Data records:

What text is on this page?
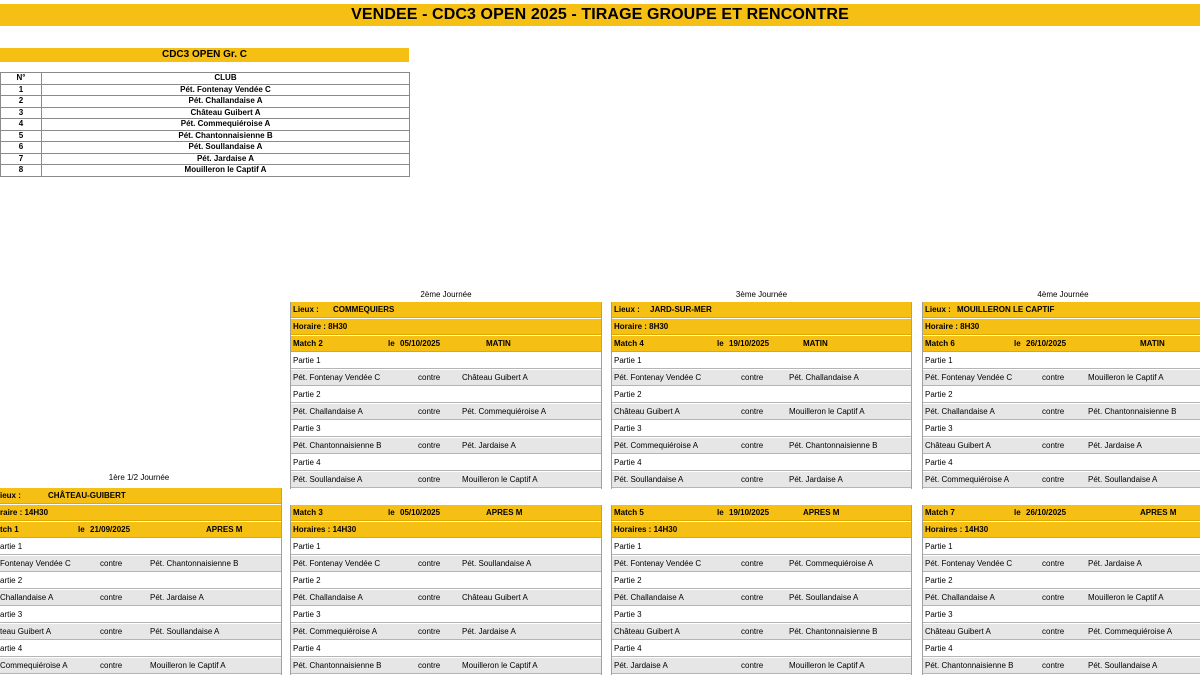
VENDEE - CDC3 OPEN 2025 - TIRAGE GROUPE ET RENCONTRE
CDC3 OPEN Gr. C
N°	CLUB
1	Pét. Fontenay Vendée C
2	Pét. Challandaise A
3	Château Guibert A
4	Pét. Commequiéroise A
5	Pét. Chantonnaisienne B
6	Pét. Soullandaise A
7	Pét. Jardaise A
8	Mouilleron le Captif A
1ère 1/2 Journée
ieux :	CHÂTEAU-GUIBERT
raire : 14H30
tch 1	le 21/09/2025	APRES M
artie 1
Fontenay Vendée C	contre	Pét. Chantonnaisienne B
artie 2
Challandaise A	contre	Pét. Jardaise A
artie 3
teau Guibert A	contre	Pét. Soullandaise A
artie 4
Commequiéroise A	contre	Mouilleron le Captif A
2ème Journée
Lieux : COMMEQUIERS
Horaire : 8H30
Match 2	le 05/10/2025	MATIN
Partie 1
Pét. Fontenay Vendée C	contre	Château Guibert A
Partie 2
Pét. Challandaise A	contre	Pét. Commequiéroise A
Partie 3
Pét. Chantonnaisienne B	contre	Pét. Jardaise A
Partie 4
Pét. Soullandaise A	contre	Mouilleron le Captif A
Match 3	le 05/10/2025	APRES M
Horaires : 14H30
Partie 1
Pét. Fontenay Vendée C	contre	Pét. Soullandaise A
Partie 2
Pét. Challandaise A	contre	Château Guibert A
Partie 3
Pét. Commequiéroise A	contre	Pét. Jardaise A
Partie 4
Pét. Chantonnaisienne B	contre	Mouilleron le Captif A
3ème Journée
Lieux : JARD-SUR-MER
Horaire : 8H30
Match 4	le 19/10/2025	MATIN
Partie 1
Pét. Fontenay Vendée C	contre	Pét. Challandaise A
Partie 2
Château Guibert A	contre	Mouilleron le Captif A
Partie 3
Pét. Commequiéroise A	contre	Pét. Chantonnaisienne B
Partie 4
Pét. Soullandaise A	contre	Pét. Jardaise A
Match 5	le 19/10/2025	APRES M
Horaires : 14H30
Partie 1
Pét. Fontenay Vendée C	contre	Pét. Commequiéroise A
Partie 2
Pét. Challandaise A	contre	Pét. Soullandaise A
Partie 3
Château Guibert A	contre	Pét. Chantonnaisienne B
Partie 4
Pét. Jardaise A	contre	Mouilleron le Captif A
4ème Journée
Lieux : MOUILLERON LE CAPTIF
Horaire : 8H30
Match 6	le 26/10/2025	MATIN
Partie 1
Pét. Fontenay Vendée C	contre	Mouilleron le Captif A
Partie 2
Pét. Challandaise A	contre	Pét. Chantonnaisienne B
Partie 3
Château Guibert A	contre	Pét. Jardaise A
Partie 4
Pét. Commequiéroise A	contre	Pét. Soullandaise A
Match 7	le 26/10/2025	APRES M
Horaires : 14H30
Partie 1
Pét. Fontenay Vendée C	contre	Pét. Jardaise A
Partie 2
Pét. Challandaise A	contre	Mouilleron le Captif A
Partie 3
Château Guibert A	contre	Pét. Commequiéroise A
Partie 4
Pét. Chantonnaisienne B	contre	Pét. Soullandaise A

**Stated goal**
Only a number is wanted: how many lines above include "Vendée"?

**Task response**
8